◆ **Problem to solve**:
Make an exact copy of the entries below.

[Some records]
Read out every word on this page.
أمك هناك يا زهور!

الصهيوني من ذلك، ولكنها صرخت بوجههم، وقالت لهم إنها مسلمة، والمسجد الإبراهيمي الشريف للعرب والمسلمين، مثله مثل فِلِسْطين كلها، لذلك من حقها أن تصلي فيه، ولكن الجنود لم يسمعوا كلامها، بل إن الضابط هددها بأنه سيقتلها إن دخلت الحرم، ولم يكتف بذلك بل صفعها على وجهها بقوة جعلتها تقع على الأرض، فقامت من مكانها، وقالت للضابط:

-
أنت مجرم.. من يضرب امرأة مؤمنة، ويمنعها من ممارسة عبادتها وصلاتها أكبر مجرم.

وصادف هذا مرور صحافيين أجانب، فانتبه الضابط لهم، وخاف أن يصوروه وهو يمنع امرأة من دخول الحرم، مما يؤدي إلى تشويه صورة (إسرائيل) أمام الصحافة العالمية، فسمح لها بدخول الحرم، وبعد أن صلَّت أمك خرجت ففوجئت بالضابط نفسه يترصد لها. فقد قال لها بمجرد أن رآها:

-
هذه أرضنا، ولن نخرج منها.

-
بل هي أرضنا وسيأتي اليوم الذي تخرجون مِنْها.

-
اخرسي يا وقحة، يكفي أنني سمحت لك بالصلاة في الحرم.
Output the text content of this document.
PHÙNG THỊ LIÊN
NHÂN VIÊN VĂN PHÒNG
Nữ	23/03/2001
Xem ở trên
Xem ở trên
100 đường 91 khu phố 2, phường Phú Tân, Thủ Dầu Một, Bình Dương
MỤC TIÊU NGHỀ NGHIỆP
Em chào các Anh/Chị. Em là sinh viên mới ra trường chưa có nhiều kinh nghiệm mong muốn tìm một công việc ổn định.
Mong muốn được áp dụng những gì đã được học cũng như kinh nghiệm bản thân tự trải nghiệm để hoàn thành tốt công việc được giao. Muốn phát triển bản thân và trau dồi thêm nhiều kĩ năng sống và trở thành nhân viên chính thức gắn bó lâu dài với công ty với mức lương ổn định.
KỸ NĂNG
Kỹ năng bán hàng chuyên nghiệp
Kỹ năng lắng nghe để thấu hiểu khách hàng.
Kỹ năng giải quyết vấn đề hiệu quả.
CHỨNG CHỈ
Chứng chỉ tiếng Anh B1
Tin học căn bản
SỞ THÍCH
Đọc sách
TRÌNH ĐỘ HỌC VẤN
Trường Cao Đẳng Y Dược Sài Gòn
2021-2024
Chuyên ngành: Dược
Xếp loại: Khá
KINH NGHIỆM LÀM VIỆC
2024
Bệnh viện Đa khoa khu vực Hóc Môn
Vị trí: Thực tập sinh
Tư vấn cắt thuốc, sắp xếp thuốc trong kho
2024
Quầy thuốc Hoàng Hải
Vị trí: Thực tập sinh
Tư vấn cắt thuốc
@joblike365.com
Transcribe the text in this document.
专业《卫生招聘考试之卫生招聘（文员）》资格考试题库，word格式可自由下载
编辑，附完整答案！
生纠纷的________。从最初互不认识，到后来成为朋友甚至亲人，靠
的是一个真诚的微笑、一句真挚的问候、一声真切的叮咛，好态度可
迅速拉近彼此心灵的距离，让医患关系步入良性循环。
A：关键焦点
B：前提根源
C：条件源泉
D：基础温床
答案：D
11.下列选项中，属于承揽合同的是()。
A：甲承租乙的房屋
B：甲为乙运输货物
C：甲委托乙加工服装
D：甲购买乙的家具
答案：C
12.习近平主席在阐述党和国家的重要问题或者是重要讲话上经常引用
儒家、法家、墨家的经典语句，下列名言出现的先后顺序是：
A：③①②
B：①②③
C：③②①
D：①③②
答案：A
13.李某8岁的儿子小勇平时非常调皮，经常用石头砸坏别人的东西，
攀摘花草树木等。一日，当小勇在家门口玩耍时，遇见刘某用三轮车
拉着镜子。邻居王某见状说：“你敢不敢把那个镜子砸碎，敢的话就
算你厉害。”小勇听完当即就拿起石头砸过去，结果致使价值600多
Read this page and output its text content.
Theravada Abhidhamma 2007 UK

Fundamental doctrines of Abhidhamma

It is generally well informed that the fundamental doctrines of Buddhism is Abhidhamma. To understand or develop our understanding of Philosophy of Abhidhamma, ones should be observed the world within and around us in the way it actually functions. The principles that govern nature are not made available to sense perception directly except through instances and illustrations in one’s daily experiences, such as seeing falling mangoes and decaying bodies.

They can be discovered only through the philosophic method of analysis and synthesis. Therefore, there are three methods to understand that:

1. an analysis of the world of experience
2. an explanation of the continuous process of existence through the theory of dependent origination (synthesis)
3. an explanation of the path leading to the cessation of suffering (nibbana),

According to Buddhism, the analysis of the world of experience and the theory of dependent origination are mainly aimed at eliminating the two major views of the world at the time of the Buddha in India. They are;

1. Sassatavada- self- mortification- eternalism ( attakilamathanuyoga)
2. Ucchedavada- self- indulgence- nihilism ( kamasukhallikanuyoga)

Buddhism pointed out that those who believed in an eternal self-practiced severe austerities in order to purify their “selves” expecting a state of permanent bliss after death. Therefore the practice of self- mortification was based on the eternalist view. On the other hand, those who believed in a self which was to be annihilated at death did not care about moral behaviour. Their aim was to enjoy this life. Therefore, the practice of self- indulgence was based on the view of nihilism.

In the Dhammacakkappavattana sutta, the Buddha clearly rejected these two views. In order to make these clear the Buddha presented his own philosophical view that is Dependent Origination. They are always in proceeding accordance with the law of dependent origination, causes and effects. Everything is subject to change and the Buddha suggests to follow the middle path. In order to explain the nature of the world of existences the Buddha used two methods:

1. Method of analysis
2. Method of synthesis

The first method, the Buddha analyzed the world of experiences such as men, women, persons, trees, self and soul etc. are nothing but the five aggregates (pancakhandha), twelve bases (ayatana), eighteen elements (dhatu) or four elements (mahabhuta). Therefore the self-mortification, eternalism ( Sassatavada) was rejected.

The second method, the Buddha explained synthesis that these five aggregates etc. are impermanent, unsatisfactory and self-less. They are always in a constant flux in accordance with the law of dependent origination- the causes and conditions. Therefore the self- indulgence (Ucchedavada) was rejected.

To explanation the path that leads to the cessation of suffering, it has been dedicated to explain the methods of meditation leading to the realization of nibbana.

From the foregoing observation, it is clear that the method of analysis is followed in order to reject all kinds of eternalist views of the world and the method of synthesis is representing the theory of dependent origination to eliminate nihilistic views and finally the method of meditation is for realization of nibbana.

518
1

◆ **The solution**:
Read out every word on this page.
أمك هناك يا زهور!

الصهيوني من ذلك، ولكنها صرخت بوجههم، وقالت لهم إنها مسلمة، والمسجد الإبراهيمي الشريف للعرب والمسلمين، مثله مثل فِلِسْطين كلها، لذلك من حقها أن تصلي فيه، ولكن الجنود لم يسمعوا كلامها، بل إن الضابط هددها بأنه سيقتلها إن دخلت الحرم، ولم يكتف بذلك بل صفعها على وجهها بقوة جعلتها تقع على الأرض، فقامت من مكانها، وقالت للضابط:

-
أنت مجرم.. من يضرب امرأة مؤمنة، ويمنعها من ممارسة عبادتها وصلاتها أكبر مجرم.

وصادف هذا مرور صحافيين أجانب، فانتبه الضابط لهم، وخاف أن يصوروه وهو يمنع امرأة من دخول الحرم، مما يؤدي إلى تشويه صورة (إسرائيل) أمام الصحافة العالمية، فسمح لها بدخول الحرم، وبعد أن صلَّت أمك خرجت ففوجئت بالضابط نفسه يترصد لها. فقد قال لها بمجرد أن رآها:

-
هذه أرضنا، ولن نخرج منها.

-
بل هي أرضنا وسيأتي اليوم الذي تخرجون مِنْها.

-
اخرسي يا وقحة، يكفي أنني سمحت لك بالصلاة في الحرم.
Output the text content of this document.
PHÙNG THỊ LIÊN
NHÂN VIÊN VĂN PHÒNG
Nữ	23/03/2001
Xem ở trên
Xem ở trên
100 đường 91 khu phố 2, phường Phú Tân, Thủ Dầu Một, Bình Dương
MỤC TIÊU NGHỀ NGHIỆP
Em chào các Anh/Chị. Em là sinh viên mới ra trường chưa có nhiều kinh nghiệm mong muốn tìm một công việc ổn định.
Mong muốn được áp dụng những gì đã được học cũng như kinh nghiệm bản thân tự trải nghiệm để hoàn thành tốt công việc được giao. Muốn phát triển bản thân và trau dồi thêm nhiều kĩ năng sống và trở thành nhân viên chính thức gắn bó lâu dài với công ty với mức lương ổn định.
KỸ NĂNG
Kỹ năng bán hàng chuyên nghiệp
Kỹ năng lắng nghe để thấu hiểu khách hàng.
Kỹ năng giải quyết vấn đề hiệu quả.
CHỨNG CHỈ
Chứng chỉ tiếng Anh B1
Tin học căn bản
SỞ THÍCH
Đọc sách
TRÌNH ĐỘ HỌC VẤN
Trường Cao Đẳng Y Dược Sài Gòn
2021-2024
Chuyên ngành: Dược
Xếp loại: Khá
KINH NGHIỆM LÀM VIỆC
2024
Bệnh viện Đa khoa khu vực Hóc Môn
Vị trí: Thực tập sinh
Tư vấn cắt thuốc, sắp xếp thuốc trong kho
2024
Quầy thuốc Hoàng Hải
Vị trí: Thực tập sinh
Tư vấn cắt thuốc
@joblike365.com
Transcribe the text in this document.
专业《卫生招聘考试之卫生招聘（文员）》资格考试题库，word格式可自由下载
编辑，附完整答案！
生纠纷的________。从最初互不认识，到后来成为朋友甚至亲人，靠
的是一个真诚的微笑、一句真挚的问候、一声真切的叮咛，好态度可
迅速拉近彼此心灵的距离，让医患关系步入良性循环。
A：关键焦点
B：前提根源
C：条件源泉
D：基础温床
答案：D
11.下列选项中，属于承揽合同的是()。
A：甲承租乙的房屋
B：甲为乙运输货物
C：甲委托乙加工服装
D：甲购买乙的家具
答案：C
12.习近平主席在阐述党和国家的重要问题或者是重要讲话上经常引用
儒家、法家、墨家的经典语句，下列名言出现的先后顺序是：
A：③①②
B：①②③
C：③②①
D：①③②
答案：A
13.李某8岁的儿子小勇平时非常调皮，经常用石头砸坏别人的东西，
攀摘花草树木等。一日，当小勇在家门口玩耍时，遇见刘某用三轮车
拉着镜子。邻居王某见状说：“你敢不敢把那个镜子砸碎，敢的话就
算你厉害。”小勇听完当即就拿起石头砸过去，结果致使价值600多
Read this page and output its text content.
Theravada Abhidhamma 2007 UK

Fundamental doctrines of Abhidhamma

It is generally well informed that the fundamental doctrines of Buddhism is Abhidhamma. To understand or develop our understanding of Philosophy of Abhidhamma, ones should be observed the world within and around us in the way it actually functions. The principles that govern nature are not made available to sense perception directly except through instances and illustrations in one’s daily experiences, such as seeing falling mangoes and decaying bodies.

They can be discovered only through the philosophic method of analysis and synthesis. Therefore, there are three methods to understand that:

1. an analysis of the world of experience
2. an explanation of the continuous process of existence through the theory of dependent origination (synthesis)
3. an explanation of the path leading to the cessation of suffering (nibbana),

According to Buddhism, the analysis of the world of experience and the theory of dependent origination are mainly aimed at eliminating the two major views of the world at the time of the Buddha in India. They are;

1. Sassatavada- self- mortification- eternalism ( attakilamathanuyoga)
2. Ucchedavada- self- indulgence- nihilism ( kamasukhallikanuyoga)

Buddhism pointed out that those who believed in an eternal self-practiced severe austerities in order to purify their “selves” expecting a state of permanent bliss after death. Therefore the practice of self- mortification was based on the eternalist view. On the other hand, those who believed in a self which was to be annihilated at death did not care about moral behaviour. Their aim was to enjoy this life. Therefore, the practice of self- indulgence was based on the view of nihilism.

In the Dhammacakkappavattana sutta, the Buddha clearly rejected these two views. In order to make these clear the Buddha presented his own philosophical view that is Dependent Origination. They are always in proceeding accordance with the law of dependent origination, causes and effects. Everything is subject to change and the Buddha suggests to follow the middle path. In order to explain the nature of the world of existences the Buddha used two methods:

1. Method of analysis
2. Method of synthesis

The first method, the Buddha analyzed the world of experiences such as men, women, persons, trees, self and soul etc. are nothing but the five aggregates (pancakhandha), twelve bases (ayatana), eighteen elements (dhatu) or four elements (mahabhuta). Therefore the self-mortification, eternalism ( Sassatavada) was rejected.

The second method, the Buddha explained synthesis that these five aggregates etc. are impermanent, unsatisfactory and self-less. They are always in a constant flux in accordance with the law of dependent origination- the causes and conditions. Therefore the self- indulgence (Ucchedavada) was rejected.

To explanation the path that leads to the cessation of suffering, it has been dedicated to explain the methods of meditation leading to the realization of nibbana.

From the foregoing observation, it is clear that the method of analysis is followed in order to reject all kinds of eternalist views of the world and the method of synthesis is representing the theory of dependent origination to eliminate nihilistic views and finally the method of meditation is for realization of nibbana.

518
1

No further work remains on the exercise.